- **What you have to do**: In the entries below, find every line with "ENCAJE" and copy it.
* START *
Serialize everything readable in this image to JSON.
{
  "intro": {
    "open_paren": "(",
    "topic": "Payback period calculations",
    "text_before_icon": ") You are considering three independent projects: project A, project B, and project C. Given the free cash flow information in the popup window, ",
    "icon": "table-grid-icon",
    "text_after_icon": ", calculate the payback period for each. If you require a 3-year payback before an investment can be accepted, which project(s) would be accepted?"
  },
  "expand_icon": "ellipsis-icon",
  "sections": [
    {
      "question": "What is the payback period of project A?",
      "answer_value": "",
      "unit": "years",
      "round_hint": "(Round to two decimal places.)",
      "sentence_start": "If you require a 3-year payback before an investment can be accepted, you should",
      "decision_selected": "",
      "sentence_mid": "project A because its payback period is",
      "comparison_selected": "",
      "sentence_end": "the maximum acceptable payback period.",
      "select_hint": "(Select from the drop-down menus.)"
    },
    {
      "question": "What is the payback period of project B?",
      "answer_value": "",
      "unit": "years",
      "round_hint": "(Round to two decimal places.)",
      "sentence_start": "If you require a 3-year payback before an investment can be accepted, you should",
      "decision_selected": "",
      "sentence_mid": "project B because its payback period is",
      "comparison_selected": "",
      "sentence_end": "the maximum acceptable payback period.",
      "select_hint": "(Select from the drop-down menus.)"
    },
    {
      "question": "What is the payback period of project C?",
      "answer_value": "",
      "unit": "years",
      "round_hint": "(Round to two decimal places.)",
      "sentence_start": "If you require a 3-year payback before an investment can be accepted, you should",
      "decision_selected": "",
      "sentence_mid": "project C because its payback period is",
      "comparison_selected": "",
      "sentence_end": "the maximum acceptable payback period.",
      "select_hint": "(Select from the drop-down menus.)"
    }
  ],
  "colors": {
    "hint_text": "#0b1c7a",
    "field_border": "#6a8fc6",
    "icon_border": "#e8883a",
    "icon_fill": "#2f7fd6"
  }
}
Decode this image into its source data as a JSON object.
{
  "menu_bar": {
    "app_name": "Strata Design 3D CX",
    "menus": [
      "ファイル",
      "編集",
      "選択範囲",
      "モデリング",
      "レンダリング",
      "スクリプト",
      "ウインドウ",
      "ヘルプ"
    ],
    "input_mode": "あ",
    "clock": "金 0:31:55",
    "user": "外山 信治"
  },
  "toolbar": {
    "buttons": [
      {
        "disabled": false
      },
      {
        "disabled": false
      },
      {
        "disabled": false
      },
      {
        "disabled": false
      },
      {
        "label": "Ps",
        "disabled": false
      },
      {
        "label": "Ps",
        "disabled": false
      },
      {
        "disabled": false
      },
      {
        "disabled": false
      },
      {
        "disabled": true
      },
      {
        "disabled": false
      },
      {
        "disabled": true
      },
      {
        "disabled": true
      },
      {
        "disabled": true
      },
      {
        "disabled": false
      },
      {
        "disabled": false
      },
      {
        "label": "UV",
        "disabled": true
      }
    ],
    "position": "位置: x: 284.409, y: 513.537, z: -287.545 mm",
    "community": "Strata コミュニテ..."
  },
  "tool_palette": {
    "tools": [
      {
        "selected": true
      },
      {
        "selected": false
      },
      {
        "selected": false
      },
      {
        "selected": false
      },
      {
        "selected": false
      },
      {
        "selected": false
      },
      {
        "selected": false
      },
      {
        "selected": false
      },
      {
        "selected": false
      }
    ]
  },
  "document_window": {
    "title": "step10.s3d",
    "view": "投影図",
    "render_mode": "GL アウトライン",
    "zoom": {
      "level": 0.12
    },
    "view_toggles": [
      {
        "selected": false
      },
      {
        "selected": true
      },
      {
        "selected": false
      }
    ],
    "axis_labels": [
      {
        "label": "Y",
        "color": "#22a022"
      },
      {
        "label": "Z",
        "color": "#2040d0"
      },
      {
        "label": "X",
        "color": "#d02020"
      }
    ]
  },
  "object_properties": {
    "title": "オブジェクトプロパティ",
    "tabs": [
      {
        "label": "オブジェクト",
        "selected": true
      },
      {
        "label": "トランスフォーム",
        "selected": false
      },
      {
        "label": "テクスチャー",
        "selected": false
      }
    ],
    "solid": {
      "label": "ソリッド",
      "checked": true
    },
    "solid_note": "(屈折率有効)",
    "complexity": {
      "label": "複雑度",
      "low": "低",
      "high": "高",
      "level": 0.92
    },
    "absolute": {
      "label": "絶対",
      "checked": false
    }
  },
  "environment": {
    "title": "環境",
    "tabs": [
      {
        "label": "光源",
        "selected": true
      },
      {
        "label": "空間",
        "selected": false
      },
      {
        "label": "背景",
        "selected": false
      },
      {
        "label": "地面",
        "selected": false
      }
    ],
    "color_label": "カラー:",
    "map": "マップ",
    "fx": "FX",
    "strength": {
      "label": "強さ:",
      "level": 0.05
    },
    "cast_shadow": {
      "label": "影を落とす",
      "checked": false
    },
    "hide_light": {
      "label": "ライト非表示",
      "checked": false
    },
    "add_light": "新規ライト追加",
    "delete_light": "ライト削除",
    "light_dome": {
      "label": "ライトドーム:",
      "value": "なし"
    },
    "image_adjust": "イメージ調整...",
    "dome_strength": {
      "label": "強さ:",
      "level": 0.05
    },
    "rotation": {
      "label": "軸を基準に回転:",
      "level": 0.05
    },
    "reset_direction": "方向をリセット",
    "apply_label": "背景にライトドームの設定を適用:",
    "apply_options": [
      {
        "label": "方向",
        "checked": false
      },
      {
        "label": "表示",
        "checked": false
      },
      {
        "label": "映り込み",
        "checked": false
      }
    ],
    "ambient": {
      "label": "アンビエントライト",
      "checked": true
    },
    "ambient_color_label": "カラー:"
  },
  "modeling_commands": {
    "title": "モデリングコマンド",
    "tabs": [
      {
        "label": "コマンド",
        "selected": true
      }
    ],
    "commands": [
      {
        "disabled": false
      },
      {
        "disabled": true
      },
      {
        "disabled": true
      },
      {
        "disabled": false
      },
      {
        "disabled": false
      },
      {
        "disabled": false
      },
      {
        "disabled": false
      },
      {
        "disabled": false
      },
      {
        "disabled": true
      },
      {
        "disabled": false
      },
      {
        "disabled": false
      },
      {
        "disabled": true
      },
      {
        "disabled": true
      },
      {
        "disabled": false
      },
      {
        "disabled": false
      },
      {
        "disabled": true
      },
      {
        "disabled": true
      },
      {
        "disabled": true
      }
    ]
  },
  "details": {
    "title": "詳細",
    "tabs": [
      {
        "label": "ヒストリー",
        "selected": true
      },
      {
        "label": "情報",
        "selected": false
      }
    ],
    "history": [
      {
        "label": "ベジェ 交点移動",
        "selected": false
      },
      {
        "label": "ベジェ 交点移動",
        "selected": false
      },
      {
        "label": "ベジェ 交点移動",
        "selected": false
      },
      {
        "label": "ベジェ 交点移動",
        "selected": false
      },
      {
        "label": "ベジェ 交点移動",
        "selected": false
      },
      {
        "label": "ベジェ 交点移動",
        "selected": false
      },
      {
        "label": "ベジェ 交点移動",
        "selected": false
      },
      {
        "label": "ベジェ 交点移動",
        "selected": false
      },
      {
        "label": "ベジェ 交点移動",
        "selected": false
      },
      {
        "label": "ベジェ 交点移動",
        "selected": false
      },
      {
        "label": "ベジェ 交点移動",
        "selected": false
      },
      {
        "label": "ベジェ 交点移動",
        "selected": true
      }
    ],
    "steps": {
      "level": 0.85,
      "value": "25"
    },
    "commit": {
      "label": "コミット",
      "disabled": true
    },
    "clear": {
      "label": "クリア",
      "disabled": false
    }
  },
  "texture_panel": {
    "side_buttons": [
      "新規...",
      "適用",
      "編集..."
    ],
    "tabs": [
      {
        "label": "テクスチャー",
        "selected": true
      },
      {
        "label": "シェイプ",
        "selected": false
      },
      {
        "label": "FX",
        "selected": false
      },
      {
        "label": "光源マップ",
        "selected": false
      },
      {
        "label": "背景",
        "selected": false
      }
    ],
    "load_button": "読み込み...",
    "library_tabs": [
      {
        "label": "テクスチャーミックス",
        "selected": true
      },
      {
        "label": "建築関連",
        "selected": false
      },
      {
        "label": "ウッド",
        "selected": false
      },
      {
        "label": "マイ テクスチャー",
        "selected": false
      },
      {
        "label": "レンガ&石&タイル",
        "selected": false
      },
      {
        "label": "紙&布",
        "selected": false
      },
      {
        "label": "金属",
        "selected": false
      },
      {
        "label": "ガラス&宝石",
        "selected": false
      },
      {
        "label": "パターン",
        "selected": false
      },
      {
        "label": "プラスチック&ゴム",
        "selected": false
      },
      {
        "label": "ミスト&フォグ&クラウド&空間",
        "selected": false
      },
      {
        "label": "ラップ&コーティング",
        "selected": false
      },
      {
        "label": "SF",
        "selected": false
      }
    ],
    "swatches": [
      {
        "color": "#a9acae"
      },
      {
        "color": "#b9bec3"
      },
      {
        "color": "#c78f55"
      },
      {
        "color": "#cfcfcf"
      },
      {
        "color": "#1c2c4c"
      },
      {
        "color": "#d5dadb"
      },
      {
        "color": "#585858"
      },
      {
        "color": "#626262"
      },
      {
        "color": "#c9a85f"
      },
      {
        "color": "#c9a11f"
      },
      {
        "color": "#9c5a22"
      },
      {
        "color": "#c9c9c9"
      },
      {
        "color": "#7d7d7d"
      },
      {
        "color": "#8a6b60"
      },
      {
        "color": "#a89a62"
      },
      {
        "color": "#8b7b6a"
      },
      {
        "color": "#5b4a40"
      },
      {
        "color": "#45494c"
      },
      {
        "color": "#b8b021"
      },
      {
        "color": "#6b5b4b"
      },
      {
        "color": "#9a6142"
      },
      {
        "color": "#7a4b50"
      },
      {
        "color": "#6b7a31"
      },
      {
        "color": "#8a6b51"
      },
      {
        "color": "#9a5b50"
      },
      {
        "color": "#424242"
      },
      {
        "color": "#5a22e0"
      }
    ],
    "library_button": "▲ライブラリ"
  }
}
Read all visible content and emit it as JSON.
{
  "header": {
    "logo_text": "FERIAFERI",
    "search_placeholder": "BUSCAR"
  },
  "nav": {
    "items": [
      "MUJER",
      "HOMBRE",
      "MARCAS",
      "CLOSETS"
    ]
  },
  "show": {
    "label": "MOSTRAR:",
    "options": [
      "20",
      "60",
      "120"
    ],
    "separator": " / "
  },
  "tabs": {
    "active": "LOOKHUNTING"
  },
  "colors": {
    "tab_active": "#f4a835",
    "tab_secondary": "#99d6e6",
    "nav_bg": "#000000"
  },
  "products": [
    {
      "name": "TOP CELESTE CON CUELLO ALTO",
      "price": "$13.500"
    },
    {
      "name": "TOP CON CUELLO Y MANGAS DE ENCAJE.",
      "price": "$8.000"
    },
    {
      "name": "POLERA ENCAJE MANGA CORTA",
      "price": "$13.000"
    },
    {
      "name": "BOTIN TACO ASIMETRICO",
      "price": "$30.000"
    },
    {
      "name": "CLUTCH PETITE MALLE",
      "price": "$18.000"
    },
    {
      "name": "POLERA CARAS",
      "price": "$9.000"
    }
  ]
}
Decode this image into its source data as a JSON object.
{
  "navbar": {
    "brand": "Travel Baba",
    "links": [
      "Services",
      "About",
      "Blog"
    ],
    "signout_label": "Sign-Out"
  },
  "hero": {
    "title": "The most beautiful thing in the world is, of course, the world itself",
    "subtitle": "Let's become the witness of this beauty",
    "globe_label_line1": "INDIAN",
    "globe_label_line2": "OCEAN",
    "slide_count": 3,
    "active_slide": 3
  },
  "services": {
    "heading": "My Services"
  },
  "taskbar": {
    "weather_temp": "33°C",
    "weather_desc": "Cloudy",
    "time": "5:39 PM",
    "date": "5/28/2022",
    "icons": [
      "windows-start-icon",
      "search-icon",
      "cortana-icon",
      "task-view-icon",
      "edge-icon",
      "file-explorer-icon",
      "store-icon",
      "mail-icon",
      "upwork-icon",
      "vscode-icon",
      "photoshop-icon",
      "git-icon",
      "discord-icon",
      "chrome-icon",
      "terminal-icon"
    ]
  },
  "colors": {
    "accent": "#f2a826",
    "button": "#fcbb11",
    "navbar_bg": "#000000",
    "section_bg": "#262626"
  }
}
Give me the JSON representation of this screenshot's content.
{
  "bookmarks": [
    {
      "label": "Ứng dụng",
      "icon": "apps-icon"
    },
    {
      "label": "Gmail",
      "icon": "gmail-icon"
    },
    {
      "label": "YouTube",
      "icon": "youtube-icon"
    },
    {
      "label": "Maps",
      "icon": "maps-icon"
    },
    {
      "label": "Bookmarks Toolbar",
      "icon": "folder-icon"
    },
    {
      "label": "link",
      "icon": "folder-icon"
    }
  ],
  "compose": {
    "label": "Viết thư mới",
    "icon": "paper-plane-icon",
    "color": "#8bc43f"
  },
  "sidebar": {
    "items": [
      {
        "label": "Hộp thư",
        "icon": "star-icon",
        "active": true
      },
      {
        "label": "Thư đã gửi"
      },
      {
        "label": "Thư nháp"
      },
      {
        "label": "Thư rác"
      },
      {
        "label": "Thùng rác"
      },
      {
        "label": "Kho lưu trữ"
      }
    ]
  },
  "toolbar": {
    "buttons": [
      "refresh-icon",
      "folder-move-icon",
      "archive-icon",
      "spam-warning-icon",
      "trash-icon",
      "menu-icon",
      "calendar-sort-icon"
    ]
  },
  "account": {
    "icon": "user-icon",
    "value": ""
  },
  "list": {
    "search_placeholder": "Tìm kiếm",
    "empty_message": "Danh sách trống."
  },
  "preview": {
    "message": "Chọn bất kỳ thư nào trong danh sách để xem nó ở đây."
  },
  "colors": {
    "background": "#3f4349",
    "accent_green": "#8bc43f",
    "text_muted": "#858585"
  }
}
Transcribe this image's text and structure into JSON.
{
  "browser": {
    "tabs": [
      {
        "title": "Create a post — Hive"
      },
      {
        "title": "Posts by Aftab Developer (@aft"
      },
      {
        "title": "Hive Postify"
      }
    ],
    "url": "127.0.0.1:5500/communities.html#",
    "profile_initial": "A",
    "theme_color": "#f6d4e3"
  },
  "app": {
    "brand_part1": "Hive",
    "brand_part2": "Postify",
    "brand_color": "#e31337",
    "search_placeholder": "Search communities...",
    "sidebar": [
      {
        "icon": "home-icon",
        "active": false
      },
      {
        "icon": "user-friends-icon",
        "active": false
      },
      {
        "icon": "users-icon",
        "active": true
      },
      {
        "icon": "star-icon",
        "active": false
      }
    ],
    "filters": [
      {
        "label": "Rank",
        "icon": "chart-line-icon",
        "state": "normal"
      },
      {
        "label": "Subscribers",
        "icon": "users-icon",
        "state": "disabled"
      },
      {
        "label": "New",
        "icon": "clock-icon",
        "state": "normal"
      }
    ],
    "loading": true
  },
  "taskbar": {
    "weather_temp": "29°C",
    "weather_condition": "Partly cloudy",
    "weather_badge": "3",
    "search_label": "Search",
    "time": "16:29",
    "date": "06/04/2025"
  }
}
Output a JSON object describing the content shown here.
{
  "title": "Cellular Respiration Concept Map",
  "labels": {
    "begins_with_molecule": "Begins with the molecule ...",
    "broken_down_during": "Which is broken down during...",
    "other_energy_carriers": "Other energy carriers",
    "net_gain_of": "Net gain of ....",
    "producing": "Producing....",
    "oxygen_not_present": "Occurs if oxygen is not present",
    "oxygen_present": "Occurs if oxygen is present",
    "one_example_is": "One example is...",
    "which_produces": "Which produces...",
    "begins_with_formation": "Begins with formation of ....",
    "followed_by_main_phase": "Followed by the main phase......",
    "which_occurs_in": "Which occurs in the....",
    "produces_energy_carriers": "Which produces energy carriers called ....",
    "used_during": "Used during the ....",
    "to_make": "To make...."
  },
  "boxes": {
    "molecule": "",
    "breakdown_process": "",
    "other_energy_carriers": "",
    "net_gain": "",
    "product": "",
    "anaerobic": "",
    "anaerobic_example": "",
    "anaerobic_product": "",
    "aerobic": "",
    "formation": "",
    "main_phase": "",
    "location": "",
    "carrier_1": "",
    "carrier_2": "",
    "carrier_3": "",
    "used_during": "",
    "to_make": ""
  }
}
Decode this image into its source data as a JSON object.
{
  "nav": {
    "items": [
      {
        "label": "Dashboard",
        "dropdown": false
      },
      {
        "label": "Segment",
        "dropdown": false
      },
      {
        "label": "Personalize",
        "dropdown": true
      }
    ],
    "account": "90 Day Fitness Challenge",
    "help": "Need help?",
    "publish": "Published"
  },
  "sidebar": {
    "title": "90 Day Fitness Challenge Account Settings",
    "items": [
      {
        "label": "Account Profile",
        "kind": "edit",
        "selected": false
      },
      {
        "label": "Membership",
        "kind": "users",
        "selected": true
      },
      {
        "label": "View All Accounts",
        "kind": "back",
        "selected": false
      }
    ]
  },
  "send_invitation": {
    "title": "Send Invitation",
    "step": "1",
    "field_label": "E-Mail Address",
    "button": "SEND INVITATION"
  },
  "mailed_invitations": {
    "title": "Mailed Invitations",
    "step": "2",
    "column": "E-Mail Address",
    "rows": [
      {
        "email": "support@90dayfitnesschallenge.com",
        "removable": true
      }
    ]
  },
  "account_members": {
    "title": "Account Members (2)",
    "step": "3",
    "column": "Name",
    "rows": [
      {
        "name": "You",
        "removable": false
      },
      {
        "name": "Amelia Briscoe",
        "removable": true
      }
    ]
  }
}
* END *
- **In response**:
      "name": "TOP CON CUELLO Y MANGAS DE ENCAJE.",
      "name": "POLERA ENCAJE MANGA CORTA",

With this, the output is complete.